--- PAGE EXCERPT ---

- Born: April 16, 1987 (age 39) Buffalo, New York, United States
- Occupation: Contemporary dancer

= Neil Haskell =

American contemporary dancer (born 1987)

Neil David Haskell (born April 16, 1987) is an American contemporary dancer and actor. He is best known as a contestant on So You Think You Can Dance where he placed third in the top four. On April 22, 2008, he began performing in the Off-Broadway musical Altar Boyz as Luke. Neil later joined The West Side Story National Tour as Snowboy, and in spring 2012 began touring in the show Bring It On: The Musical as Steven. He also returned as an All-Star in Season 7 of SYTYCD. He played King George in the national touring company of Hamilton: An American Musical.

== Early life and education ==
Haskell was born in Buffalo, New York and raised in nearby Clarence Center. He first started dancing at age five at the David DeMarie Dance Studio in Clarence, New York and at the American Academy of Ballet in Williamsville, New York, And David De Marie Dance studio in Clarence, New york. He also had small roles in movies. At age 15, he began intensive training in ballet at the Chautauqua Institution for three summers. Haskell was raised in Clarence Center, New York and graduated from Clarence High School (Clarence, New York) in 2005. He attended Point Park University for a year, majoring in dance. Haskell has described his dance style as jazz/ballet. He earned the title of "Male Dancer of the Year" at the American Dance Awards in 2005. He got his Equity card the summer before auditioning for So You Think You Can Dance.

---

**DIRECTIVES**.
1. According to the biography of Neil Haskell, at what age did he begin intensive ballet training at the Chautauqua Institution?
2. Pick up the biography of Neil Haskell where it stops and continue it.
The records that follow have no connection to the biography of Neil Haskell.

--- DATASET EXTRACT ---

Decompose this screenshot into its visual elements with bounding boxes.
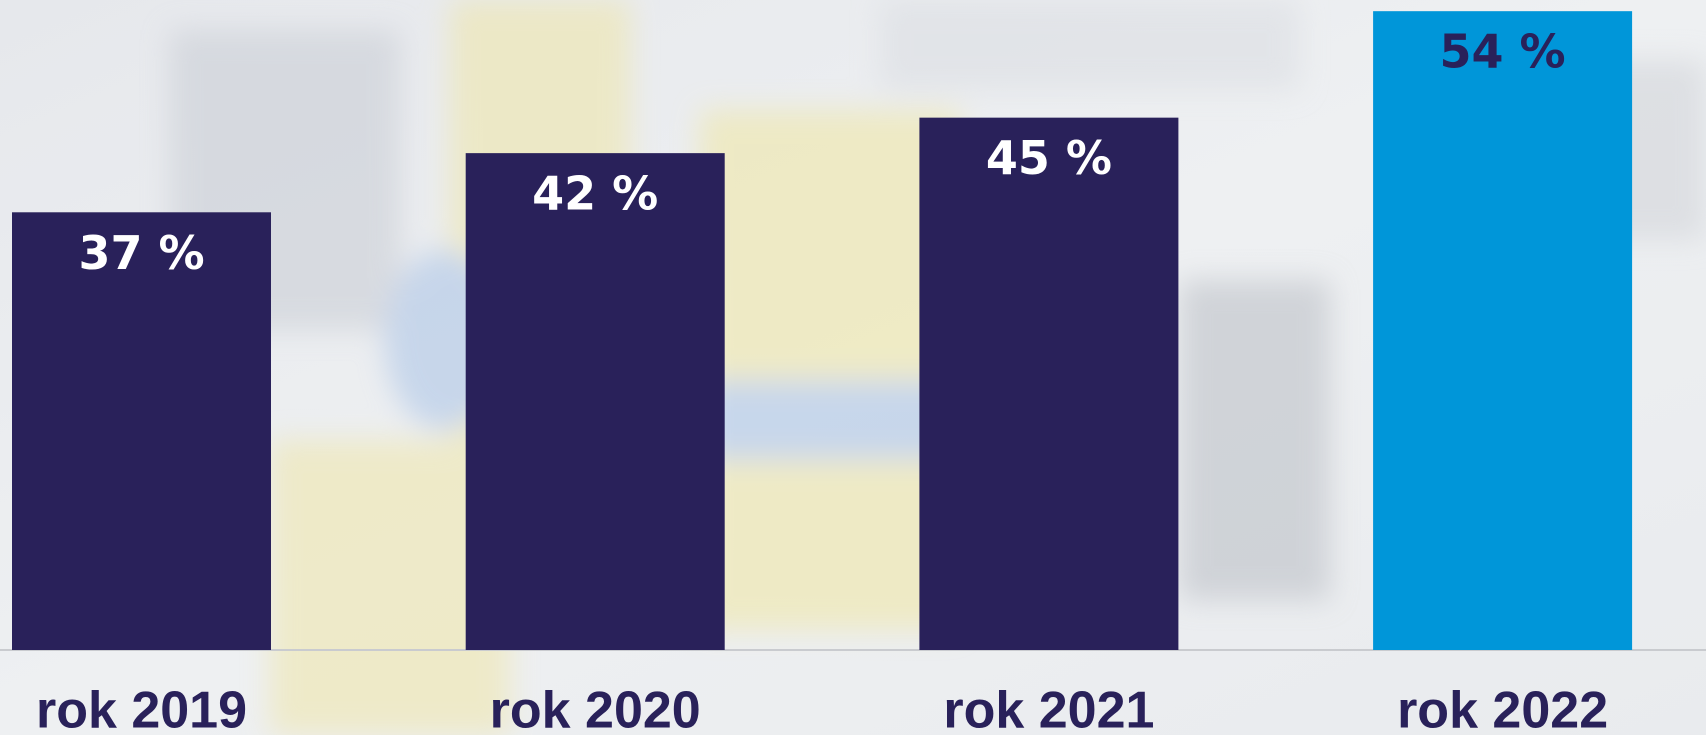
bar: [465, 153, 725, 650]
x-tick-label: rok 2021: [943, 682, 1154, 735]
data-label: 42 %: [532, 167, 658, 221]
data-label: 45 %: [986, 131, 1112, 185]
bar: [919, 117, 1179, 650]
data-label: 54 %: [1440, 25, 1566, 79]
x-tick-label: rok 2020: [490, 682, 701, 735]
bar: [12, 212, 271, 651]
data-label: 37 %: [78, 226, 204, 280]
x-tick-label: rok 2019: [36, 682, 247, 735]
x-tick-label: rok 2022: [1397, 682, 1608, 735]
plot: 37 % rok 2019 42 % rok 2020 45 % rok 2021 54 %…: [12, 11, 1633, 735]
bar: [1373, 11, 1633, 651]
background-photo: [170, 0, 1706, 735]
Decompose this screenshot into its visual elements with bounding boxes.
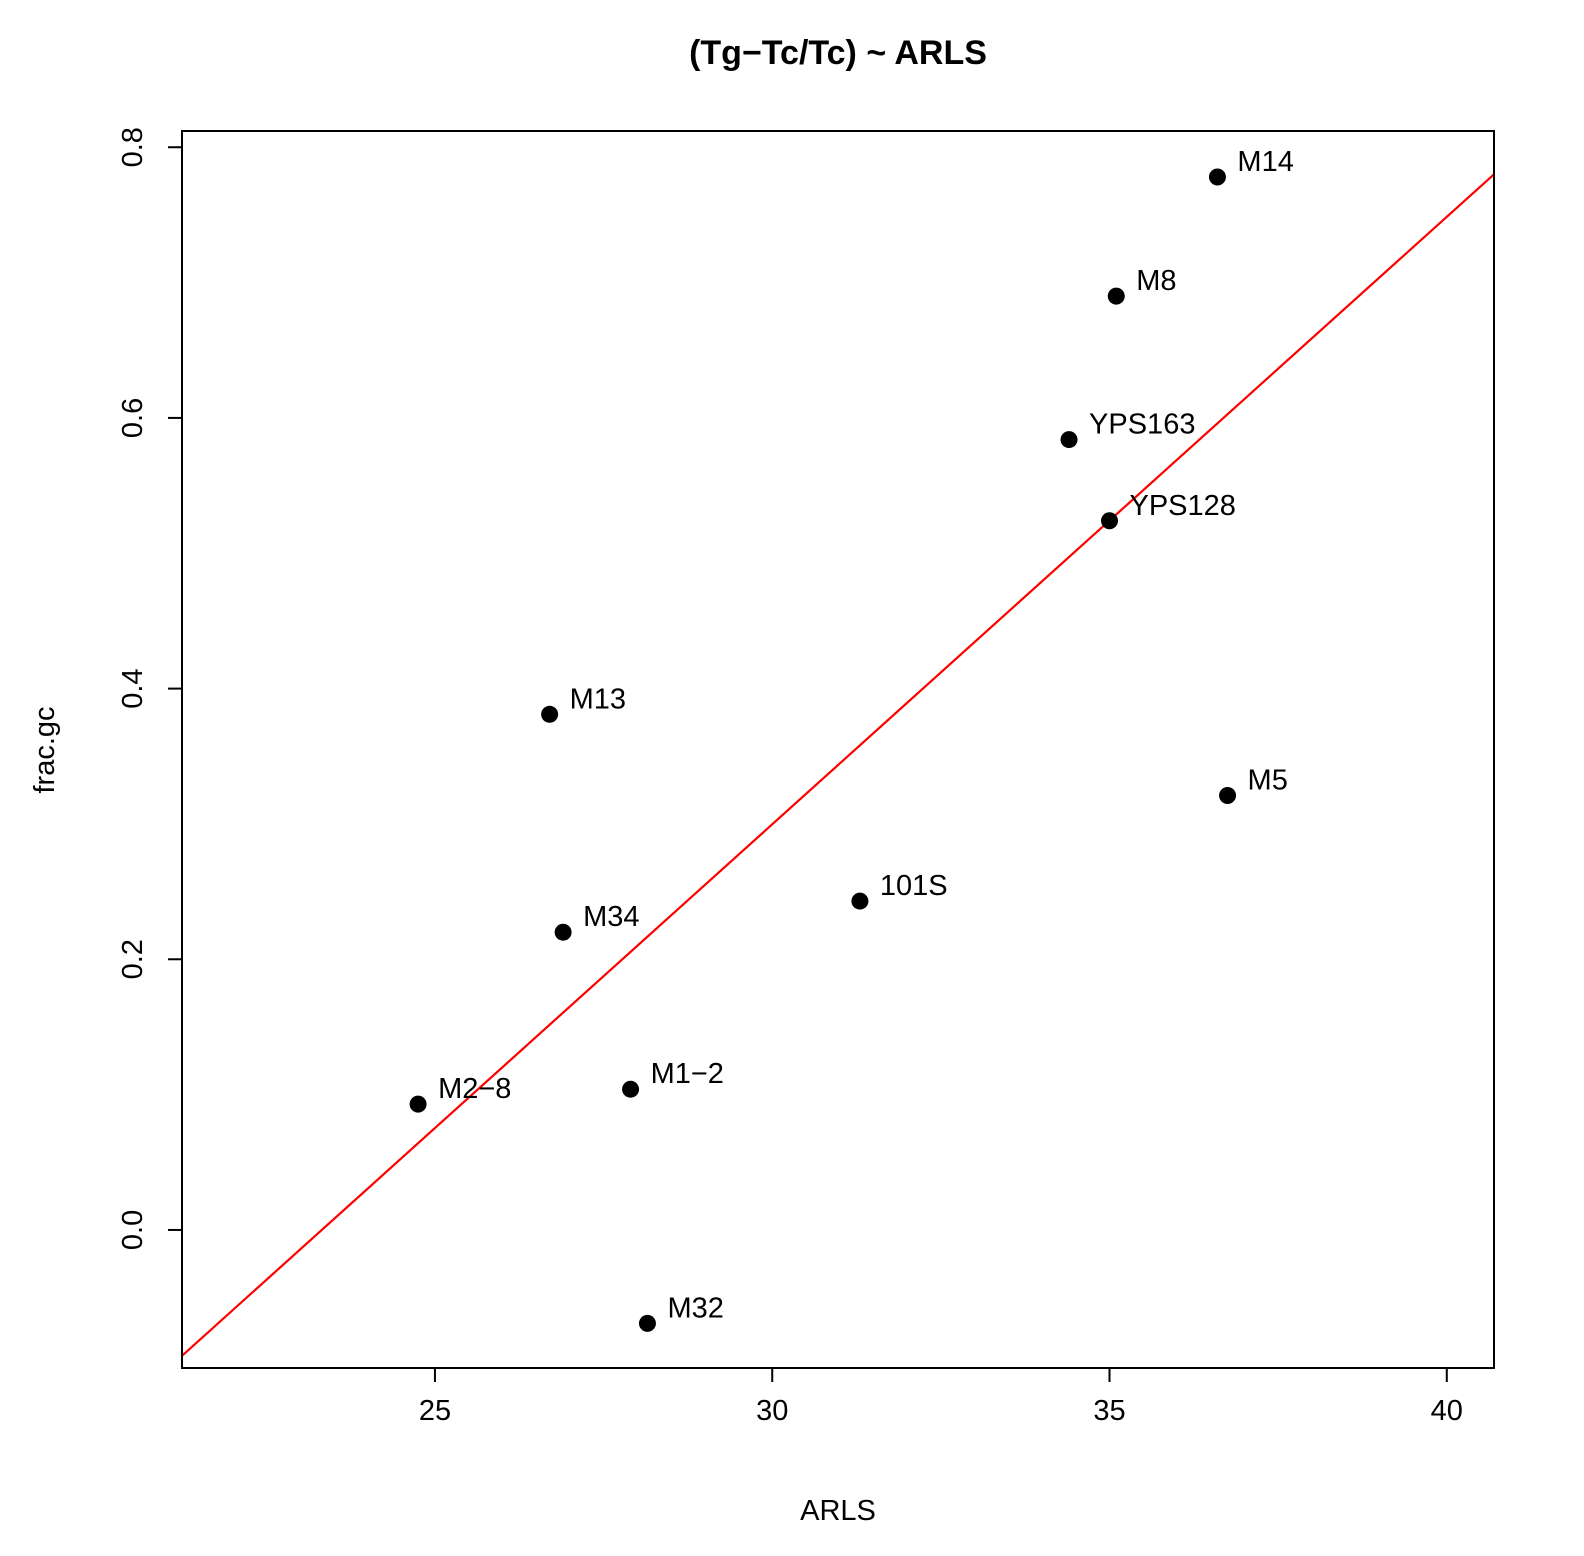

---

**RESULTS OF THE EXERCISE**.
1. He began at age 15.

2.
== Career ==
He has performed in the Twyla Tharp Broadway show The Times They Are A-Changin', with music by Bob Dylan, and in Pittsburgh Civic Light Opera's performances Grease, 42nd Street, Seven Brides for Seven Brothers, and Beauty and the Beast. Haskell also landed a supporting role in MTV's movie musical The American Mall, which was broadcast and DVD released in summer 2008. In Spring 2008, Haskell, along with former SYTYCD contestants Sabra Johnson and Danny Tidwell, was featured in movmnt magazine's cover story to promote 'Keep it Real', the publication's awareness nonprofit organization.

In April 2008, he began playing the role of "Luke" in the Off-Broadway musical Altar Boyz. He continued playing the role of "Luke" until March 2009, and left to begin working on the new Dolly Parton musical 9 to 5. He was also cast to play the leading role of Jake in the musical F#@king Up Everything in the New York Musical Theater Festival (NYMF 2009), which performs at various times from October 6 through October 17. All performances sold out. In 2010-11, he returned to So You Think You Can Dance Seasons 7 and 8 to dance as an All Star. He was also in the first national tour cast of West Side Story playing the role of Snowboy. After touring with the musical Bring It On based on the movie of the same name, Haskell went on to originate the role of Steven on Broadway at the St. James Theatre during the fall of 2012. Haskell also has a role in The American Mall.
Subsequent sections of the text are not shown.